- [WORK TO DO]:
Go through the entries below and collect each line with the string "Longwave" in it.
* * *
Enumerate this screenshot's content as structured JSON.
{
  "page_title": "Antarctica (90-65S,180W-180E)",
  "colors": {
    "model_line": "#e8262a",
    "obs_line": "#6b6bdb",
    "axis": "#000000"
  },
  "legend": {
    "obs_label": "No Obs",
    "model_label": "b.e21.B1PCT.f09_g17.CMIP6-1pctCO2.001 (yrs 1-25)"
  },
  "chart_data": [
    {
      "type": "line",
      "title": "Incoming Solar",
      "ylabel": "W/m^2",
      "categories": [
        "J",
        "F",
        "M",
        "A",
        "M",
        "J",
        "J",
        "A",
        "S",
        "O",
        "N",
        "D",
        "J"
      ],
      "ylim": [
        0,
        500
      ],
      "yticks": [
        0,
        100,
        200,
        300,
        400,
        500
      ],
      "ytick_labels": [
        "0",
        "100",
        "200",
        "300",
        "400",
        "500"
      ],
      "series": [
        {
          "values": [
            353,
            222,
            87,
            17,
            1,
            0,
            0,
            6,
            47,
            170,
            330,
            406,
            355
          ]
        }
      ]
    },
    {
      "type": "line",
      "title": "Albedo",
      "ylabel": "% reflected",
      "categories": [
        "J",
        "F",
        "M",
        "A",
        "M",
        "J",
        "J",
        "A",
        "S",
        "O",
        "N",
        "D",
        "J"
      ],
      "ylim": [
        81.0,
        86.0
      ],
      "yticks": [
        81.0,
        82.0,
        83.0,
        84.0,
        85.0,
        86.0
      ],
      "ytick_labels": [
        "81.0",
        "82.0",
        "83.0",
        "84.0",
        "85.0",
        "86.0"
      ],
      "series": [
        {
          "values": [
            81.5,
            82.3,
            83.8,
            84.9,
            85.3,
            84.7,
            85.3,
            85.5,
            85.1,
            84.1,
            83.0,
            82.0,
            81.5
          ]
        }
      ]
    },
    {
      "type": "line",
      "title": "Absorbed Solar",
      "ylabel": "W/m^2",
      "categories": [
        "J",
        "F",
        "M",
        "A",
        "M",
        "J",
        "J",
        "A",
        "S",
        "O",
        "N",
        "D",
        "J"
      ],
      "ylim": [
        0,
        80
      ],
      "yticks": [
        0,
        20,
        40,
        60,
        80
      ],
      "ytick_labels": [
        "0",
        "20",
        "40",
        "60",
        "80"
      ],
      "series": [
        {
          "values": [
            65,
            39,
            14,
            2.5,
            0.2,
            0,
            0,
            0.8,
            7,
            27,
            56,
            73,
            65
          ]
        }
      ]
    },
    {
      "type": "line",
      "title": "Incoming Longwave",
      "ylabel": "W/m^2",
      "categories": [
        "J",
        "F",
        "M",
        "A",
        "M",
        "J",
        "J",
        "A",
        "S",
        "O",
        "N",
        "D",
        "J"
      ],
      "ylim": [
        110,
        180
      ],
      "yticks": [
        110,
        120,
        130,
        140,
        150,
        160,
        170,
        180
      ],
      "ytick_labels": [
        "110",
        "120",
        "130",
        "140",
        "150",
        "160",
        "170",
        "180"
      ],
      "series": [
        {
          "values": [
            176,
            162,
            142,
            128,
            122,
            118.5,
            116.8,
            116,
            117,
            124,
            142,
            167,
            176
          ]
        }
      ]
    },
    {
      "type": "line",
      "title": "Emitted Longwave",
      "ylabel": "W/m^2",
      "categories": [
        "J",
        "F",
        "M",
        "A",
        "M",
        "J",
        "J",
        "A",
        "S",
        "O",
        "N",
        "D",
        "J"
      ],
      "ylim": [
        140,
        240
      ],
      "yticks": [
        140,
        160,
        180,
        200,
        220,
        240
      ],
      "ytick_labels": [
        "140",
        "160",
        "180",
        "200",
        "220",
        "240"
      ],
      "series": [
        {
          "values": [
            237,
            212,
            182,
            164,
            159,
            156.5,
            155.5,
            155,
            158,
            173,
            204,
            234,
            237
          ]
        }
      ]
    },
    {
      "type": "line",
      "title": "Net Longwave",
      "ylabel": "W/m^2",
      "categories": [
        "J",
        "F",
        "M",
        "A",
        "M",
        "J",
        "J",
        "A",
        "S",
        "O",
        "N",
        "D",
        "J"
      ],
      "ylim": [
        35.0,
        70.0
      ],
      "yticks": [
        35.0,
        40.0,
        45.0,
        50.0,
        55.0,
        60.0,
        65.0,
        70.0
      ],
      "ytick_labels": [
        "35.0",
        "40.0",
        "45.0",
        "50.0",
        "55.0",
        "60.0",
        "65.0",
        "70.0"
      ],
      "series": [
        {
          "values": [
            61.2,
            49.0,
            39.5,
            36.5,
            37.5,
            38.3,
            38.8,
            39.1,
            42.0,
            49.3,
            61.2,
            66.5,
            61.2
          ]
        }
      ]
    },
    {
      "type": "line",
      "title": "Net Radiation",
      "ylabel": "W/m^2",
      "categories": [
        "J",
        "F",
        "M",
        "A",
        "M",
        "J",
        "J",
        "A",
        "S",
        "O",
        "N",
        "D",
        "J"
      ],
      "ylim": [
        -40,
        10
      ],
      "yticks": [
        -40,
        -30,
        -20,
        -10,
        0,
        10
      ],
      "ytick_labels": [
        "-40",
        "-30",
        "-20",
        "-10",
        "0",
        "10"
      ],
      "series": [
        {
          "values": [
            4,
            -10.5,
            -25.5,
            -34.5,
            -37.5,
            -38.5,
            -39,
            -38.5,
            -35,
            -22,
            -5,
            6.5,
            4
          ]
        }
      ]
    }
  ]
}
* * *
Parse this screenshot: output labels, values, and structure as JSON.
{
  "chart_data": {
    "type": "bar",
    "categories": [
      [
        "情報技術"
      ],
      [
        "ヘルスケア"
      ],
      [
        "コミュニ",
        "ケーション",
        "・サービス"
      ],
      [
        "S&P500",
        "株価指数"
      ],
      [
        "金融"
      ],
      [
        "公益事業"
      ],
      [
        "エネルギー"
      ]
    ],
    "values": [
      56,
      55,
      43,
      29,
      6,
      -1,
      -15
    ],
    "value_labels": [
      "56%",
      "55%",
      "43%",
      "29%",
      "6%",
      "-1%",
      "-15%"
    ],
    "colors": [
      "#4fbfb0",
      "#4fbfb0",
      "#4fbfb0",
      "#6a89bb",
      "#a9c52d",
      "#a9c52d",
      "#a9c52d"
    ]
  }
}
* * *
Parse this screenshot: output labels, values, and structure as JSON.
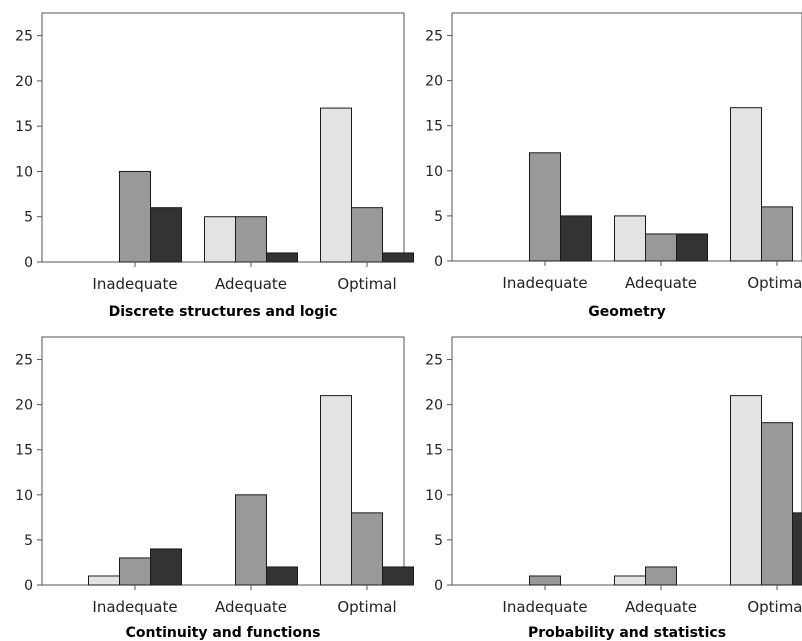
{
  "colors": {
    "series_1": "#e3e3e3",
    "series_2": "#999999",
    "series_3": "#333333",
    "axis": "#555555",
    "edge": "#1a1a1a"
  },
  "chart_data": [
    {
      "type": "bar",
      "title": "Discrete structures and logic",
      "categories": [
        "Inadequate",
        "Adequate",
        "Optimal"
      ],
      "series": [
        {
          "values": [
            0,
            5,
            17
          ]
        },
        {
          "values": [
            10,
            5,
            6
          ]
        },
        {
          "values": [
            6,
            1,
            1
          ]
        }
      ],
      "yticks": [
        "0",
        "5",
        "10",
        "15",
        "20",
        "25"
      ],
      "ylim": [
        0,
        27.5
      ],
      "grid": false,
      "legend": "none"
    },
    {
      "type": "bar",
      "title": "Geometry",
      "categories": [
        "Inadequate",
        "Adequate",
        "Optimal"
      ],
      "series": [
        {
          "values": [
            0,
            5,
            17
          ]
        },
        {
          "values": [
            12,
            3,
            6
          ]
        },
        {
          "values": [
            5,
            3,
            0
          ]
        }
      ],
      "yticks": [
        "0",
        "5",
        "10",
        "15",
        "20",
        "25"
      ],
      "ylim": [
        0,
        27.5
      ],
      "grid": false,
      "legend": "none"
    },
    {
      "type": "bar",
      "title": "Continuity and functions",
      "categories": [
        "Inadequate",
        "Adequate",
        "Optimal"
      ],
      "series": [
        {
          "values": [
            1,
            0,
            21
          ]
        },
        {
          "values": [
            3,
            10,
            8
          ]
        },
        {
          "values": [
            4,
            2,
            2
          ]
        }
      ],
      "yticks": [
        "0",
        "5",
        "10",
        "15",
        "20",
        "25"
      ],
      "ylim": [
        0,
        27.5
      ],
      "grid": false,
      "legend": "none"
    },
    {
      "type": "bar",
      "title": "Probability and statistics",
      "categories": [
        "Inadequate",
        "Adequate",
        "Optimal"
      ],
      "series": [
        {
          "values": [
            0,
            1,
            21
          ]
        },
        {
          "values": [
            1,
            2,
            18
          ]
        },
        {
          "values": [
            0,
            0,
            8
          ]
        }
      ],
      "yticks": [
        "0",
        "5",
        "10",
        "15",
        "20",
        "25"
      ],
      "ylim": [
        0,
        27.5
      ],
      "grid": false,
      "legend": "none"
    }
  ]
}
* * *
- [THE RESPONSE]:
      "title": "Incoming Longwave",
      "title": "Emitted Longwave",
      "title": "Net Longwave",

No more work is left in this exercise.